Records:
★ ★ ★ ★ ★

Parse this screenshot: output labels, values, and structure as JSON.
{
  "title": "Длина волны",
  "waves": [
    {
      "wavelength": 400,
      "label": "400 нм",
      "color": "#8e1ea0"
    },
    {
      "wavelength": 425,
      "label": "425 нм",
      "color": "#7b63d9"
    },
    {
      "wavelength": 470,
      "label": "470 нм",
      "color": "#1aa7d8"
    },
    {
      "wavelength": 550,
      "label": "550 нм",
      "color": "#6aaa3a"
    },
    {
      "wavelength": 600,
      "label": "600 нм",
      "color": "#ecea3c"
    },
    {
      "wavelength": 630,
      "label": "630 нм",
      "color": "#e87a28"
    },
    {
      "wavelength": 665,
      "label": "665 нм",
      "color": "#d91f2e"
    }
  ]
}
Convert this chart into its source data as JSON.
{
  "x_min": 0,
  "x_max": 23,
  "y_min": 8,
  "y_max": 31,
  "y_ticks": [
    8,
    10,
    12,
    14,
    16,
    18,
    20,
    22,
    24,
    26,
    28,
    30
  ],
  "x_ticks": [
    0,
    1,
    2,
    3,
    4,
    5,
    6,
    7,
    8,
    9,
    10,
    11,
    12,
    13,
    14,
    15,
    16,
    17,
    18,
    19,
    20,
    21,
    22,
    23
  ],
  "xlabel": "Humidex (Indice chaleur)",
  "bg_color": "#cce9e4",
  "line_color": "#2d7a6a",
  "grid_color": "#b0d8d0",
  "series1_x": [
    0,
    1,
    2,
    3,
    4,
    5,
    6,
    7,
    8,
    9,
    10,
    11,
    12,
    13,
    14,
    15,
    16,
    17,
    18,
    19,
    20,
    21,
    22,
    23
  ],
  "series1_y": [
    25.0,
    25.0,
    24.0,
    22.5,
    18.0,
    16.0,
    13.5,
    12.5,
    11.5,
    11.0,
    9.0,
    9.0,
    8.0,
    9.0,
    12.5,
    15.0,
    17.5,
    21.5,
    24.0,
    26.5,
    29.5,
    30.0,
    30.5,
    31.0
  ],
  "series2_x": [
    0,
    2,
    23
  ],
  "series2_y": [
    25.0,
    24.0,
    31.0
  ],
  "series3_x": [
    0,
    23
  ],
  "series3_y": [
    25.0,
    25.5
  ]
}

★ ★ ★ ★ ★

_What the task requires_. Extract all lines as given.

_Task output_.
Parse this screenshot: output labels, values, and structure as JSON.
{
  "title": "Длина волны",
  "waves": [
    {
      "wavelength": 400,
      "label": "400 нм",
      "color": "#8e1ea0"
    },
    {
      "wavelength": 425,
      "label": "425 нм",
      "color": "#7b63d9"
    },
    {
      "wavelength": 470,
      "label": "470 нм",
      "color": "#1aa7d8"
    },
    {
      "wavelength": 550,
      "label": "550 нм",
      "color": "#6aaa3a"
    },
    {
      "wavelength": 600,
      "label": "600 нм",
      "color": "#ecea3c"
    },
    {
      "wavelength": 630,
      "label": "630 нм",
      "color": "#e87a28"
    },
    {
      "wavelength": 665,
      "label": "665 нм",
      "color": "#d91f2e"
    }
  ]
}
Convert this chart into its source data as JSON.
{
  "x_min": 0,
  "x_max": 23,
  "y_min": 8,
  "y_max": 31,
  "y_ticks": [
    8,
    10,
    12,
    14,
    16,
    18,
    20,
    22,
    24,
    26,
    28,
    30
  ],
  "x_ticks": [
    0,
    1,
    2,
    3,
    4,
    5,
    6,
    7,
    8,
    9,
    10,
    11,
    12,
    13,
    14,
    15,
    16,
    17,
    18,
    19,
    20,
    21,
    22,
    23
  ],
  "xlabel": "Humidex (Indice chaleur)",
  "bg_color": "#cce9e4",
  "line_color": "#2d7a6a",
  "grid_color": "#b0d8d0",
  "series1_x": [
    0,
    1,
    2,
    3,
    4,
    5,
    6,
    7,
    8,
    9,
    10,
    11,
    12,
    13,
    14,
    15,
    16,
    17,
    18,
    19,
    20,
    21,
    22,
    23
  ],
  "series1_y": [
    25.0,
    25.0,
    24.0,
    22.5,
    18.0,
    16.0,
    13.5,
    12.5,
    11.5,
    11.0,
    9.0,
    9.0,
    8.0,
    9.0,
    12.5,
    15.0,
    17.5,
    21.5,
    24.0,
    26.5,
    29.5,
    30.0,
    30.5,
    31.0
  ],
  "series2_x": [
    0,
    2,
    23
  ],
  "series2_y": [
    25.0,
    24.0,
    31.0
  ],
  "series3_x": [
    0,
    23
  ],
  "series3_y": [
    25.0,
    25.5
  ]
}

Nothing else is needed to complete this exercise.